__Material to process__:
# # #
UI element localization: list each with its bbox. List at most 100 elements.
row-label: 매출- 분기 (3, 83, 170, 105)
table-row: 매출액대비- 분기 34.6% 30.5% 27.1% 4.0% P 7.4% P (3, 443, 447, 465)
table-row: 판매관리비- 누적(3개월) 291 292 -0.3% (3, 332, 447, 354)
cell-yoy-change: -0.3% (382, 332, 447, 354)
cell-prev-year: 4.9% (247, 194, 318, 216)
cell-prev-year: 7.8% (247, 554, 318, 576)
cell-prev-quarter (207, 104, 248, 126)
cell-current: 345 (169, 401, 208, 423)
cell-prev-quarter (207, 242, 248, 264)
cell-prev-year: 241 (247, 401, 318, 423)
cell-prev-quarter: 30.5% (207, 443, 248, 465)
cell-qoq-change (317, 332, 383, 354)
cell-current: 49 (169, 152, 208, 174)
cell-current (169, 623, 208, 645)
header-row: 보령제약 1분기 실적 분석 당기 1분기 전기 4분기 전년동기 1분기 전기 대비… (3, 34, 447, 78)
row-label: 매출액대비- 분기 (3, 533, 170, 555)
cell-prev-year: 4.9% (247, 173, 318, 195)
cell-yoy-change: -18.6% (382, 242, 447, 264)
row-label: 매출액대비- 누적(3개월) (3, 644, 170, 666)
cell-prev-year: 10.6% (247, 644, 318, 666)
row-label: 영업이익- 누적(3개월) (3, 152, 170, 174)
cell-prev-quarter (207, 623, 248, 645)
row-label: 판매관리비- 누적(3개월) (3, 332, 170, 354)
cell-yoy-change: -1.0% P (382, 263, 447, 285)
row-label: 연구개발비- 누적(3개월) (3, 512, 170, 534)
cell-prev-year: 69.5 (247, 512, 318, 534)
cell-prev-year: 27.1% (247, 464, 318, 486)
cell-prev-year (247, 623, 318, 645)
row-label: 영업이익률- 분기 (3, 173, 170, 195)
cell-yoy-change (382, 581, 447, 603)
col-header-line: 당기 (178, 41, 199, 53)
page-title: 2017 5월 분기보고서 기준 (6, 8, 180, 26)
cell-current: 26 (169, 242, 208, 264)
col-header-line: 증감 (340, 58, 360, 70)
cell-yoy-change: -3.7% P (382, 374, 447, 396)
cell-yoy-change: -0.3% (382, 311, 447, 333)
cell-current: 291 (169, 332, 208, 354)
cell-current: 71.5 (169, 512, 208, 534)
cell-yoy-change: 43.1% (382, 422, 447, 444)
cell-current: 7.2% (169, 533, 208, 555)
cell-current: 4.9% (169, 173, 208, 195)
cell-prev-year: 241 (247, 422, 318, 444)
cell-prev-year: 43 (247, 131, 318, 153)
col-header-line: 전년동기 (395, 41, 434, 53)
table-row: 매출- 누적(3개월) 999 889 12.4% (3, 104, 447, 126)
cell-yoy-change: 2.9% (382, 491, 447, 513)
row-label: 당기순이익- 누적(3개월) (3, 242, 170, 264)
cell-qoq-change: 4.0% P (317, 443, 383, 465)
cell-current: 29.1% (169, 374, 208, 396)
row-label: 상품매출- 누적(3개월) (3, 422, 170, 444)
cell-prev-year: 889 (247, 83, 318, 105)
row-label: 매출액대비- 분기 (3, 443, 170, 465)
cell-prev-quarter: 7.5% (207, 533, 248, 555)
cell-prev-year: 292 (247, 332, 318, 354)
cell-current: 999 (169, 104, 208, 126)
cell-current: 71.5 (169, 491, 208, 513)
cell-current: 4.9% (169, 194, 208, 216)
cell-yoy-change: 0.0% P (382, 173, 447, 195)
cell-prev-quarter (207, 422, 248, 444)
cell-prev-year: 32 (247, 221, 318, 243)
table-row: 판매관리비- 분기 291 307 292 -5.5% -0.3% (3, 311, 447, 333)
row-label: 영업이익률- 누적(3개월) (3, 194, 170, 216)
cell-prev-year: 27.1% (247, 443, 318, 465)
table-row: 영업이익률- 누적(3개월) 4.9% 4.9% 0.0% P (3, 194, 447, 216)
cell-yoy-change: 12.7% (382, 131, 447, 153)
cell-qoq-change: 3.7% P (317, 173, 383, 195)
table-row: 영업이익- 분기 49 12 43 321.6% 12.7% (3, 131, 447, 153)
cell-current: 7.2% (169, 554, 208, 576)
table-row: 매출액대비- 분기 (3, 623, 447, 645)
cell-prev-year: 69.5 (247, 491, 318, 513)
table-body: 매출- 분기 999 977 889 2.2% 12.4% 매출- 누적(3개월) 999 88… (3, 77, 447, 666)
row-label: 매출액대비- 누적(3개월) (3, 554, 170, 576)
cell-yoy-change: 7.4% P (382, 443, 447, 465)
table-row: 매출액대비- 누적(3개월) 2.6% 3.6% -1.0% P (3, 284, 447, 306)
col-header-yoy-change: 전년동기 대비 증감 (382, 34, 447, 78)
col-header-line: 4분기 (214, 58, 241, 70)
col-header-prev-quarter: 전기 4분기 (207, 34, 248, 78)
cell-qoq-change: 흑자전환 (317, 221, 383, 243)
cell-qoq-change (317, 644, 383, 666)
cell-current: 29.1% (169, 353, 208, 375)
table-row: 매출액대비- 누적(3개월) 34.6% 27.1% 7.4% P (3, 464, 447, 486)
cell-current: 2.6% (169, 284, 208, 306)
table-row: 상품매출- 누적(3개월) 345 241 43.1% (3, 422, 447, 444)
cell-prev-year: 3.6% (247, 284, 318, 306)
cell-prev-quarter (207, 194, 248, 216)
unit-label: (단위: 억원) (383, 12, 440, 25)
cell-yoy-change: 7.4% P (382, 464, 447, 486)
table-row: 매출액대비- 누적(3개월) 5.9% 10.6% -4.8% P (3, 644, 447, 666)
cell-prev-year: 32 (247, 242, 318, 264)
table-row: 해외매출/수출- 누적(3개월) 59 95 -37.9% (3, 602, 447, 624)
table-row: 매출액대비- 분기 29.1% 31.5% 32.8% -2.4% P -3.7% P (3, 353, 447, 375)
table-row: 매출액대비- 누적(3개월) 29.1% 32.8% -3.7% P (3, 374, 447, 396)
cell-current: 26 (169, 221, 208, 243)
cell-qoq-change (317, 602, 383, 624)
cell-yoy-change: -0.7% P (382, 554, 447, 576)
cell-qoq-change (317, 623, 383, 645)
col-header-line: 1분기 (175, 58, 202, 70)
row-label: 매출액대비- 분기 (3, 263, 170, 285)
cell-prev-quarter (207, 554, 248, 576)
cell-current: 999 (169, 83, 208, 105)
# # #
__Set exercise__: Reproduce the material verbatim, starting with its first line and going on through the line with "cell-current (169, 623, 208, 645)", both included.

__Response to this task__:
UI element localization: list each with its bbox. List at most 100 elements.
row-label: 매출- 분기 (3, 83, 170, 105)
table-row: 매출액대비- 분기 34.6% 30.5% 27.1% 4.0% P 7.4% P (3, 443, 447, 465)
table-row: 판매관리비- 누적(3개월) 291 292 -0.3% (3, 332, 447, 354)
cell-yoy-change: -0.3% (382, 332, 447, 354)
cell-prev-year: 4.9% (247, 194, 318, 216)
cell-prev-year: 7.8% (247, 554, 318, 576)
cell-prev-quarter (207, 104, 248, 126)
cell-current: 345 (169, 401, 208, 423)
cell-prev-quarter (207, 242, 248, 264)
cell-prev-year: 241 (247, 401, 318, 423)
cell-prev-quarter: 30.5% (207, 443, 248, 465)
cell-qoq-change (317, 332, 383, 354)
cell-current: 49 (169, 152, 208, 174)
cell-current (169, 623, 208, 645)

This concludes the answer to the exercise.